[Recorded data]

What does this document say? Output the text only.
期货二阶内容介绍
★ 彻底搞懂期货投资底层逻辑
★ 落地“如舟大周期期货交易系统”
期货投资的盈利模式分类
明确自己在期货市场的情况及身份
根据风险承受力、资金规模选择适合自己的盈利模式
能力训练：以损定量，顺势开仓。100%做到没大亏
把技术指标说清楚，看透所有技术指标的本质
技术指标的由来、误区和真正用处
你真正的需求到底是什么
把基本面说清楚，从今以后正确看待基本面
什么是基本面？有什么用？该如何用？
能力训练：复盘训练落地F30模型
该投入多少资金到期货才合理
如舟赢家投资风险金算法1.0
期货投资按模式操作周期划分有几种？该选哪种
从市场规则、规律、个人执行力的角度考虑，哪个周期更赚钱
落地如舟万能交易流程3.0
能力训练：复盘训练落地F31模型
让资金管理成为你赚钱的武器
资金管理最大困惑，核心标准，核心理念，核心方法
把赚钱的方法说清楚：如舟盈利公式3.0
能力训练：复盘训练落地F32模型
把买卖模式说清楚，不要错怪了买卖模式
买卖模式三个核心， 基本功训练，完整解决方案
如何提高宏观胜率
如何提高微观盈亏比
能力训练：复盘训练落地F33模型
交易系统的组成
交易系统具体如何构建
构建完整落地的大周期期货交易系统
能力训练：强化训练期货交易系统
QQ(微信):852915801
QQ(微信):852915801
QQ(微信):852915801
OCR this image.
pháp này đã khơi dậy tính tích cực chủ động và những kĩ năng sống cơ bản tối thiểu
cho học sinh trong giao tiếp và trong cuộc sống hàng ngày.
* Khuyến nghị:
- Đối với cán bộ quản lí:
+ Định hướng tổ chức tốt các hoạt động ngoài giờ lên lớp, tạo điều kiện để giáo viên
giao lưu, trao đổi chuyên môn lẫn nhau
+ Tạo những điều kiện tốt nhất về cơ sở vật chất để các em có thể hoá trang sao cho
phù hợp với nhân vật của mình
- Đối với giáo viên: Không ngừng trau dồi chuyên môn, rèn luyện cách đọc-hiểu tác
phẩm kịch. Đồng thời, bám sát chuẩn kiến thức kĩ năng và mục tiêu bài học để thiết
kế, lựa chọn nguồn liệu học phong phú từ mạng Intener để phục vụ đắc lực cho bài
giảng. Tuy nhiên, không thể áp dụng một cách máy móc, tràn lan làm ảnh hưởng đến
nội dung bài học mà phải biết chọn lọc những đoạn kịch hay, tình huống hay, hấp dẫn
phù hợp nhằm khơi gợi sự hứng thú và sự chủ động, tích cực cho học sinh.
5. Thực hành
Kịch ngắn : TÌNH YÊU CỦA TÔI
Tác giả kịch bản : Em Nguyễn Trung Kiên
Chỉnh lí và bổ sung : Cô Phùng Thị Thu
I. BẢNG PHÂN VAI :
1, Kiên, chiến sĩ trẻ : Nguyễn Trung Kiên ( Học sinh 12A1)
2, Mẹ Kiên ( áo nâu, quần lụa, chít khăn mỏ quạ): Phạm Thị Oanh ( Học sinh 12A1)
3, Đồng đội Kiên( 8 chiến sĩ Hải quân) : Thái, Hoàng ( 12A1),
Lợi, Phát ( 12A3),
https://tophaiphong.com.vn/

# What the task requires
Please repeat the material above, word for word and in full.

# Answer to the task
What does this document say? Output the text only.
期货二阶内容介绍
★ 彻底搞懂期货投资底层逻辑
★ 落地“如舟大周期期货交易系统”
期货投资的盈利模式分类
明确自己在期货市场的情况及身份
根据风险承受力、资金规模选择适合自己的盈利模式
能力训练：以损定量，顺势开仓。100%做到没大亏
把技术指标说清楚，看透所有技术指标的本质
技术指标的由来、误区和真正用处
你真正的需求到底是什么
把基本面说清楚，从今以后正确看待基本面
什么是基本面？有什么用？该如何用？
能力训练：复盘训练落地F30模型
该投入多少资金到期货才合理
如舟赢家投资风险金算法1.0
期货投资按模式操作周期划分有几种？该选哪种
从市场规则、规律、个人执行力的角度考虑，哪个周期更赚钱
落地如舟万能交易流程3.0
能力训练：复盘训练落地F31模型
让资金管理成为你赚钱的武器
资金管理最大困惑，核心标准，核心理念，核心方法
把赚钱的方法说清楚：如舟盈利公式3.0
能力训练：复盘训练落地F32模型
把买卖模式说清楚，不要错怪了买卖模式
买卖模式三个核心， 基本功训练，完整解决方案
如何提高宏观胜率
如何提高微观盈亏比
能力训练：复盘训练落地F33模型
交易系统的组成
交易系统具体如何构建
构建完整落地的大周期期货交易系统
能力训练：强化训练期货交易系统
QQ(微信):852915801
QQ(微信):852915801
QQ(微信):852915801
OCR this image.
pháp này đã khơi dậy tính tích cực chủ động và những kĩ năng sống cơ bản tối thiểu
cho học sinh trong giao tiếp và trong cuộc sống hàng ngày.
* Khuyến nghị:
- Đối với cán bộ quản lí:
+ Định hướng tổ chức tốt các hoạt động ngoài giờ lên lớp, tạo điều kiện để giáo viên
giao lưu, trao đổi chuyên môn lẫn nhau
+ Tạo những điều kiện tốt nhất về cơ sở vật chất để các em có thể hoá trang sao cho
phù hợp với nhân vật của mình
- Đối với giáo viên: Không ngừng trau dồi chuyên môn, rèn luyện cách đọc-hiểu tác
phẩm kịch. Đồng thời, bám sát chuẩn kiến thức kĩ năng và mục tiêu bài học để thiết
kế, lựa chọn nguồn liệu học phong phú từ mạng Intener để phục vụ đắc lực cho bài
giảng. Tuy nhiên, không thể áp dụng một cách máy móc, tràn lan làm ảnh hưởng đến
nội dung bài học mà phải biết chọn lọc những đoạn kịch hay, tình huống hay, hấp dẫn
phù hợp nhằm khơi gợi sự hứng thú và sự chủ động, tích cực cho học sinh.
5. Thực hành
Kịch ngắn : TÌNH YÊU CỦA TÔI
Tác giả kịch bản : Em Nguyễn Trung Kiên
Chỉnh lí và bổ sung : Cô Phùng Thị Thu
I. BẢNG PHÂN VAI :
1, Kiên, chiến sĩ trẻ : Nguyễn Trung Kiên ( Học sinh 12A1)
2, Mẹ Kiên ( áo nâu, quần lụa, chít khăn mỏ quạ): Phạm Thị Oanh ( Học sinh 12A1)
3, Đồng đội Kiên( 8 chiến sĩ Hải quân) : Thái, Hoàng ( 12A1),
Lợi, Phát ( 12A3),
https://tophaiphong.com.vn/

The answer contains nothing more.